*Written instruction*
Quote all of the data that follows exactly as written, skipping the images.

---------------

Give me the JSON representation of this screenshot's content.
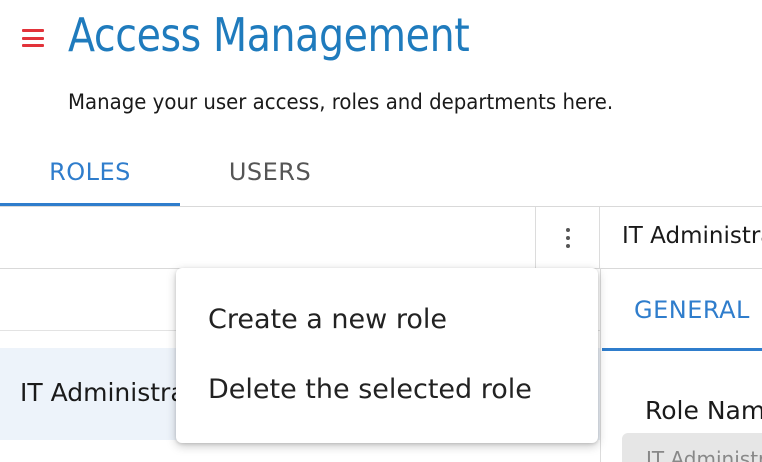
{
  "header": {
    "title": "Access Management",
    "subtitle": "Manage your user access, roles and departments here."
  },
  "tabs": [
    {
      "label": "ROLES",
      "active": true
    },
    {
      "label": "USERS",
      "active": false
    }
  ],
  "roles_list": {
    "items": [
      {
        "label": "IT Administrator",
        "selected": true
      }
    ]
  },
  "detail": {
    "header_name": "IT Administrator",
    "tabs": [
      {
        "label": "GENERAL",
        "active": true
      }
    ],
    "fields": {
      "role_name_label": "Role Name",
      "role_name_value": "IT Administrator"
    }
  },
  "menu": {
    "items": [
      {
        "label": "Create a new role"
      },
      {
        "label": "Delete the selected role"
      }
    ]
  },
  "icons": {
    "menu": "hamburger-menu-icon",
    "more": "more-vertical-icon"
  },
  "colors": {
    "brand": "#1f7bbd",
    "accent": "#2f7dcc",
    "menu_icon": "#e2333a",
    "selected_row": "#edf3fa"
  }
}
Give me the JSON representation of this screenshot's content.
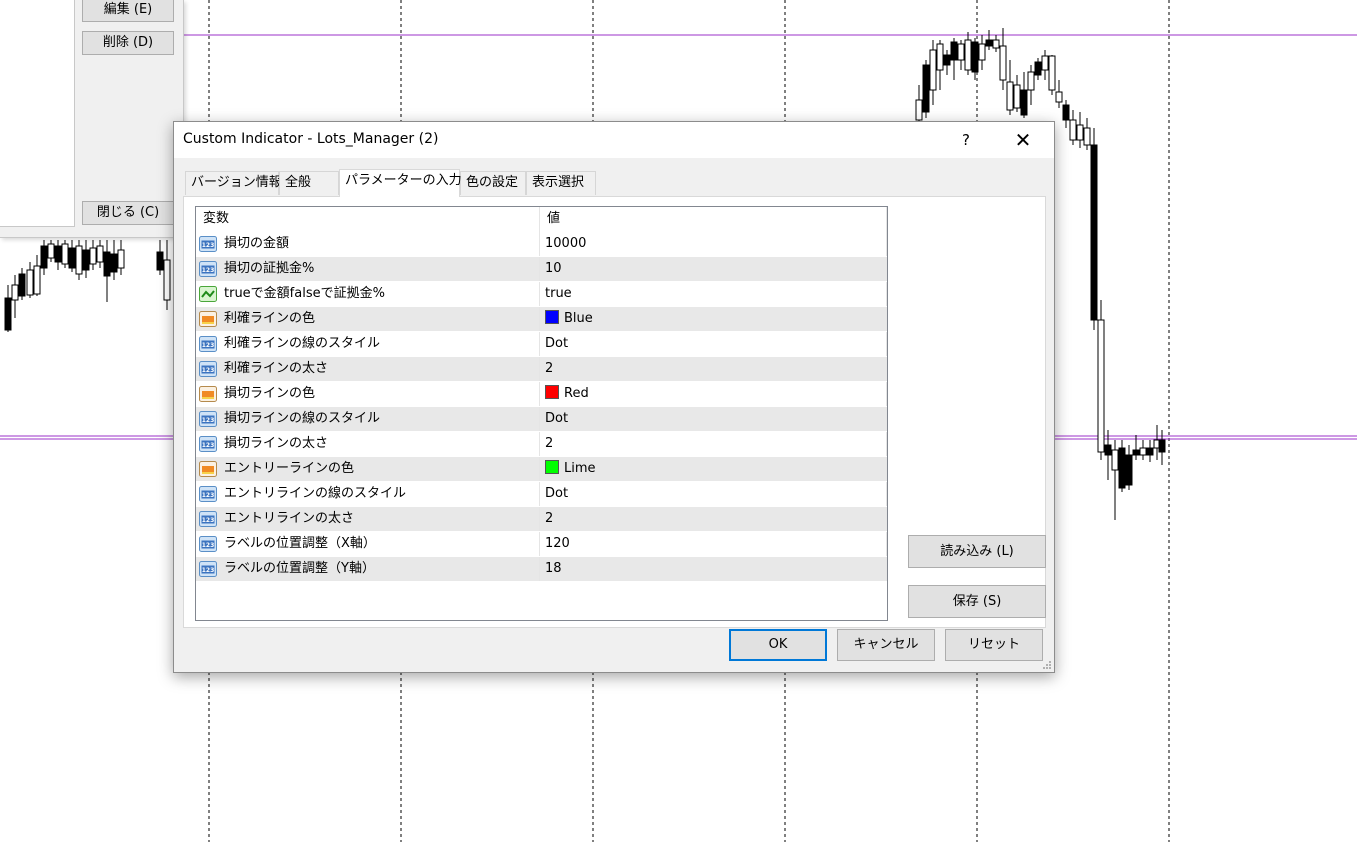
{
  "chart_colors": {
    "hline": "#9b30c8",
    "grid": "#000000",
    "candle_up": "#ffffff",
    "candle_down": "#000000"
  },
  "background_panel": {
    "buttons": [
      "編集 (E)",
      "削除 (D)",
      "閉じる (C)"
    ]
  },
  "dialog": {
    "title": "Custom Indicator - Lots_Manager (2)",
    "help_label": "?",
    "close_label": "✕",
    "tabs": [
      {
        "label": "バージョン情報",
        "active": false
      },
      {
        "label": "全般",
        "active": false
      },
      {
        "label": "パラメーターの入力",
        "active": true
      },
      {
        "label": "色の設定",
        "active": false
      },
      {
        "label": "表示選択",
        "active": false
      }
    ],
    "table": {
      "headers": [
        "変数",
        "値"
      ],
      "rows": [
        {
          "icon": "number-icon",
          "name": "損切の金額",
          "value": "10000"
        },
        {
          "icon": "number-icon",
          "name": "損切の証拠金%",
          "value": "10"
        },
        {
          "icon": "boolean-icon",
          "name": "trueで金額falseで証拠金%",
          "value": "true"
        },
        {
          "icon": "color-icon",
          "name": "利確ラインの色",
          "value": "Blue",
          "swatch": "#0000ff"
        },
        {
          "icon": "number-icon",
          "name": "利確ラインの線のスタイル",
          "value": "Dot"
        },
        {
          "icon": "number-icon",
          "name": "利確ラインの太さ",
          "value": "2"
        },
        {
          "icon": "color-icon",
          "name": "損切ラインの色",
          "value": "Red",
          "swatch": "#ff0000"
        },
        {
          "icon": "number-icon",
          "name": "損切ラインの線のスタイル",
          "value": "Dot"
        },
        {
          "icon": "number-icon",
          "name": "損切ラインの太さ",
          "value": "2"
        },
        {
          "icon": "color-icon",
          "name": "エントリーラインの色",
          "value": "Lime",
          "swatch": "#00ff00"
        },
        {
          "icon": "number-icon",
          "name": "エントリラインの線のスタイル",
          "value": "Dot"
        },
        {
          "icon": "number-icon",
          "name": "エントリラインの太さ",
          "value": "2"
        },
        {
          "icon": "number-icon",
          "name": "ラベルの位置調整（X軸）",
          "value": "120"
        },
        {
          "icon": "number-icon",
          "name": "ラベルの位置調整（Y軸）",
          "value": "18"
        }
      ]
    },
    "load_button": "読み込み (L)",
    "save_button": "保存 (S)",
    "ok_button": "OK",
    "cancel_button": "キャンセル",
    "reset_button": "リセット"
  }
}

---------------

*Answer for this exercise*
Give me the JSON representation of this screenshot's content.
{
  "header": {
    "title": "Access Management",
    "subtitle": "Manage your user access, roles and departments here."
  },
  "tabs": [
    {
      "label": "ROLES",
      "active": true
    },
    {
      "label": "USERS",
      "active": false
    }
  ],
  "roles_list": {
    "items": [
      {
        "label": "IT Administrator",
        "selected": true
      }
    ]
  },
  "detail": {
    "header_name": "IT Administrator",
    "tabs": [
      {
        "label": "GENERAL",
        "active": true
      }
    ],
    "fields": {
      "role_name_label": "Role Name",
      "role_name_value": "IT Administrator"
    }
  },
  "menu": {
    "items": [
      {
        "label": "Create a new role"
      },
      {
        "label": "Delete the selected role"
      }
    ]
  },
  "icons": {
    "menu": "hamburger-menu-icon",
    "more": "more-vertical-icon"
  },
  "colors": {
    "brand": "#1f7bbd",
    "accent": "#2f7dcc",
    "menu_icon": "#e2333a",
    "selected_row": "#edf3fa"
  }
}
Give me the JSON representation of this screenshot's content.
{
  "chart_colors": {
    "hline": "#9b30c8",
    "grid": "#000000",
    "candle_up": "#ffffff",
    "candle_down": "#000000"
  },
  "background_panel": {
    "buttons": [
      "編集 (E)",
      "削除 (D)",
      "閉じる (C)"
    ]
  },
  "dialog": {
    "title": "Custom Indicator - Lots_Manager (2)",
    "help_label": "?",
    "close_label": "✕",
    "tabs": [
      {
        "label": "バージョン情報",
        "active": false
      },
      {
        "label": "全般",
        "active": false
      },
      {
        "label": "パラメーターの入力",
        "active": true
      },
      {
        "label": "色の設定",
        "active": false
      },
      {
        "label": "表示選択",
        "active": false
      }
    ],
    "table": {
      "headers": [
        "変数",
        "値"
      ],
      "rows": [
        {
          "icon": "number-icon",
          "name": "損切の金額",
          "value": "10000"
        },
        {
          "icon": "number-icon",
          "name": "損切の証拠金%",
          "value": "10"
        },
        {
          "icon": "boolean-icon",
          "name": "trueで金額falseで証拠金%",
          "value": "true"
        },
        {
          "icon": "color-icon",
          "name": "利確ラインの色",
          "value": "Blue",
          "swatch": "#0000ff"
        },
        {
          "icon": "number-icon",
          "name": "利確ラインの線のスタイル",
          "value": "Dot"
        },
        {
          "icon": "number-icon",
          "name": "利確ラインの太さ",
          "value": "2"
        },
        {
          "icon": "color-icon",
          "name": "損切ラインの色",
          "value": "Red",
          "swatch": "#ff0000"
        },
        {
          "icon": "number-icon",
          "name": "損切ラインの線のスタイル",
          "value": "Dot"
        },
        {
          "icon": "number-icon",
          "name": "損切ラインの太さ",
          "value": "2"
        },
        {
          "icon": "color-icon",
          "name": "エントリーラインの色",
          "value": "Lime",
          "swatch": "#00ff00"
        },
        {
          "icon": "number-icon",
          "name": "エントリラインの線のスタイル",
          "value": "Dot"
        },
        {
          "icon": "number-icon",
          "name": "エントリラインの太さ",
          "value": "2"
        },
        {
          "icon": "number-icon",
          "name": "ラベルの位置調整（X軸）",
          "value": "120"
        },
        {
          "icon": "number-icon",
          "name": "ラベルの位置調整（Y軸）",
          "value": "18"
        }
      ]
    },
    "load_button": "読み込み (L)",
    "save_button": "保存 (S)",
    "ok_button": "OK",
    "cancel_button": "キャンセル",
    "reset_button": "リセット"
  }
}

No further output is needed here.